Joãozinho acha muito boa idéia, mas ainda acha 20 dólares a hora um pouco caro, já que prevê em torno de duas mil horas de programação. É aí que Roberto, fala para ele:

- Eu estou cadastrado lá, pois preciso de dinheiro extra e trabalho no oDesk à noite. No início, mantive meu preço lá como US$0,01/hora. Como a única forma de ser escolhido em projetos grandes e que pagam bem é a gente já ter várias horas trabalhadas, tem muita gente boa que faz isso para aumentar o seu escore. Porque não tenta montar um time só com essas pessoas?

Joãozinho então faz uma busca no oDesk e encontra 165 profissinais cobrando menos do que 1 dólar a hora - sendo que a grande maioria dos 165 não cobra nada.

- Mas é muito arriscado, pode dar problema, não sabemos quem eles são, lembra Joãozinho.
- Então contrata diversos testers de graça também...

Convencido, Joãozinho faz isso. Demite Pedrinho, seu recém-contratado gerente e contrata, pelo oDesk, um gerente de projetos bastante experiente, por 30 dólares a hora. Cabe ao gerente de projetos contratar o time no oDesk (com o preço especificado) e lhe entregar o produto funcionando.

Algum tempo depois, pagando apenas 4 mil dólares para seu gerente de projeto (Dev e Teste saíram de graça), o produto está pronto.

Joãozinho então coloca o produto no mercado e as vendas começam a acontecer. Logo, ele percebe que precisa de uma ferramenta de CRM. Roberto lhe chama a atenção:

- O Zoho pode resolver o seu problema, de graça!

#####

§ OBJETIVO DA TAREFA: Reproduza sem qualquer alteração a passagem do trecho da página que vai de "Joãozinho acha muito" até "não cobra nada.". Baseie-se somente no trecho da página.

§ DADOS A EXAMINAR:
#####

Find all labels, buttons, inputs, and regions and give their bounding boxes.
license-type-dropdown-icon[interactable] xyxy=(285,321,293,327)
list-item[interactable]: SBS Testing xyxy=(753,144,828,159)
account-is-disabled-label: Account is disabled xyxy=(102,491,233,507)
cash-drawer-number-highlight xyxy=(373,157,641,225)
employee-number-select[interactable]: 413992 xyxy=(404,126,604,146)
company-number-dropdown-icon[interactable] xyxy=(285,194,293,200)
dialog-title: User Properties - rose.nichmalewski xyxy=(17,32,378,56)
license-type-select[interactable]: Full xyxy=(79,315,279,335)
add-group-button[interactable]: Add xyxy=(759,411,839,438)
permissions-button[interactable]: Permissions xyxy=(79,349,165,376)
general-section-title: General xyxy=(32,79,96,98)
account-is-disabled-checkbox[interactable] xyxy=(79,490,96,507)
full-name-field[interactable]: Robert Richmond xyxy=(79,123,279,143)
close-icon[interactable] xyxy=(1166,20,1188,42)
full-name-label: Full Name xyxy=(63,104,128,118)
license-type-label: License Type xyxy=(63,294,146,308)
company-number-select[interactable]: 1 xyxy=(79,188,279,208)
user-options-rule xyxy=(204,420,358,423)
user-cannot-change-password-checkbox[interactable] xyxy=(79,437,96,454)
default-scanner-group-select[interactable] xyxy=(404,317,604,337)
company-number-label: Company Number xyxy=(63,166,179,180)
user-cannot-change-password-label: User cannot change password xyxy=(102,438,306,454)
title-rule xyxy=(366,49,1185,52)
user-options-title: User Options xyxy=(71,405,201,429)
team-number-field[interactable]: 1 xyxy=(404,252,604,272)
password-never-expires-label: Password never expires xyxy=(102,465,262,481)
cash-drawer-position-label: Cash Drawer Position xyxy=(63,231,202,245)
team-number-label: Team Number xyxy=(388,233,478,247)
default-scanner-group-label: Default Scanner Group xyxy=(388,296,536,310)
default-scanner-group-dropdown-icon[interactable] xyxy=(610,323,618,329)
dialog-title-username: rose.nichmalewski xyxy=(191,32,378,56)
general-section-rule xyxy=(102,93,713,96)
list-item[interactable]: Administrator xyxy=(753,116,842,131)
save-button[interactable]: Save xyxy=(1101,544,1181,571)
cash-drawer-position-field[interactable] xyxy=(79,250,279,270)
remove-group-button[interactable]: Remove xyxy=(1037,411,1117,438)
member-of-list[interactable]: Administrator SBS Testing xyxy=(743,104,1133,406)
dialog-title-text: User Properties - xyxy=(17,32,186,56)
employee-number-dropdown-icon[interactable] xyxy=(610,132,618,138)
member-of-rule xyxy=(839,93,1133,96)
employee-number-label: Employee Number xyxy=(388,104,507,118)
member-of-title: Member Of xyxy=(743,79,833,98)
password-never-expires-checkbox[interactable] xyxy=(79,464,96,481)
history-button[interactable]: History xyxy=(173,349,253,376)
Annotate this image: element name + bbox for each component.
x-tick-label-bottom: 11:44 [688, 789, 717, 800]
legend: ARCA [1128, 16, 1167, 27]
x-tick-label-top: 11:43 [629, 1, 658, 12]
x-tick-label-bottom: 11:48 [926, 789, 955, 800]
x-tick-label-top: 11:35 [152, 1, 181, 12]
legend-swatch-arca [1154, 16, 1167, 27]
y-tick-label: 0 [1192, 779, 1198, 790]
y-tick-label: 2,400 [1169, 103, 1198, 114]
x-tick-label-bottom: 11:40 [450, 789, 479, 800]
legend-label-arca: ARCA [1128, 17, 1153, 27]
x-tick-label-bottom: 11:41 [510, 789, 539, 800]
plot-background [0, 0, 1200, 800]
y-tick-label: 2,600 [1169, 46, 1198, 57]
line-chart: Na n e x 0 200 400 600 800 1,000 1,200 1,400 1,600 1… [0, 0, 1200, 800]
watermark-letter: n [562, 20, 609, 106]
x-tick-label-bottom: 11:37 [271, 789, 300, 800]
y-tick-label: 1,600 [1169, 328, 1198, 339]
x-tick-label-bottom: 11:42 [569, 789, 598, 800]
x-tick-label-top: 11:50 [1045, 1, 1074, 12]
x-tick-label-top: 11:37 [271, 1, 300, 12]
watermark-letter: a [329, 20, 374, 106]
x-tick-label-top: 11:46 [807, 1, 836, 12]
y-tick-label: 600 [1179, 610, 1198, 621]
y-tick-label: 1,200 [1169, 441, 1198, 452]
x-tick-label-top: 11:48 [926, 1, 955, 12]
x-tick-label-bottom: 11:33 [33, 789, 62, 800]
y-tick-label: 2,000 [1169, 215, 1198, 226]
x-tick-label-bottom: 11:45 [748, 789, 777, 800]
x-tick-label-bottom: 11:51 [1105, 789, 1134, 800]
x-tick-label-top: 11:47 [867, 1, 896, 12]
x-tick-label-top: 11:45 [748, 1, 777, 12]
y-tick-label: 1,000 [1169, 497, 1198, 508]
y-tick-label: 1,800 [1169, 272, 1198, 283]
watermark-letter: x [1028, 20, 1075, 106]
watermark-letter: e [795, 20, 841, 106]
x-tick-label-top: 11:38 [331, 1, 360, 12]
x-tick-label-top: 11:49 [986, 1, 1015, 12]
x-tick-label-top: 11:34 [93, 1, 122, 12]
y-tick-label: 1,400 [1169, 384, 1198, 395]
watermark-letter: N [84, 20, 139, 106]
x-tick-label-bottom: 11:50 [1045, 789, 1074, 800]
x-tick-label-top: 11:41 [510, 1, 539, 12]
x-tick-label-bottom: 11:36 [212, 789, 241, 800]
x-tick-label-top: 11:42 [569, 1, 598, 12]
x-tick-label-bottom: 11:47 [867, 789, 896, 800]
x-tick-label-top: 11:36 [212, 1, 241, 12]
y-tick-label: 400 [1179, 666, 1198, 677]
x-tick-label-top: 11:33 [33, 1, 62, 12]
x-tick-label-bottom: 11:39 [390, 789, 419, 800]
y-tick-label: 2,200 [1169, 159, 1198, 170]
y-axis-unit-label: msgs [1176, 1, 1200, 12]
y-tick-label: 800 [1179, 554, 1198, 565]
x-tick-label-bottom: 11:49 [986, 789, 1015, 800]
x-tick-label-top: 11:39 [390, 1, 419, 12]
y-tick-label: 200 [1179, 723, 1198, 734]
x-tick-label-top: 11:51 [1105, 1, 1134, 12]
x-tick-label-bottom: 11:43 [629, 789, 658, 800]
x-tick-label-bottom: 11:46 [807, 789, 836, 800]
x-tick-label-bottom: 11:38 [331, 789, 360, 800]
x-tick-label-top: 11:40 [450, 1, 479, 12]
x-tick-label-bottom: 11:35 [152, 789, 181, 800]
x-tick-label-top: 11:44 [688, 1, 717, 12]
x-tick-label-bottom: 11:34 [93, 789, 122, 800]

#####

§ RESULTADO DA TAREFA:
Joãozinho acha muito boa idéia, mas ainda acha 20 dólares a hora um pouco caro, já que prevê em torno de duas mil horas de programação. É aí que Roberto, fala para ele:

- Eu estou cadastrado lá, pois preciso de dinheiro extra e trabalho no oDesk à noite. No início, mantive meu preço lá como US$0,01/hora. Como a única forma de ser escolhido em projetos grandes e que pagam bem é a gente já ter várias horas trabalhadas, tem muita gente boa que faz isso para aumentar o seu escore. Porque não tenta montar um time só com essas pessoas?

Joãozinho então faz uma busca no oDesk e encontra 165 profissinais cobrando menos do que 1 dólar a hora - sendo que a grande maioria dos 165 não cobra nada.